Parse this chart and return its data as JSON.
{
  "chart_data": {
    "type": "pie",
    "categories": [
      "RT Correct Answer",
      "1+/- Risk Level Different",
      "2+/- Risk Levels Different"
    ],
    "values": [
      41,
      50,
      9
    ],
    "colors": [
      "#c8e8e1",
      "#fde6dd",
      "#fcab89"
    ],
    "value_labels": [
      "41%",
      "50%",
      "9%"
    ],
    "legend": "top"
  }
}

========================================================================

● **GIVEN TASK**:
Quote the material exactly, leaving nothing out.

● **SOLUTION**:
Parse this chart and return its data as JSON.
{
  "chart_data": {
    "type": "pie",
    "categories": [
      "RT Correct Answer",
      "1+/- Risk Level Different",
      "2+/- Risk Levels Different"
    ],
    "values": [
      41,
      50,
      9
    ],
    "colors": [
      "#c8e8e1",
      "#fde6dd",
      "#fcab89"
    ],
    "value_labels": [
      "41%",
      "50%",
      "9%"
    ],
    "legend": "top"
  }
}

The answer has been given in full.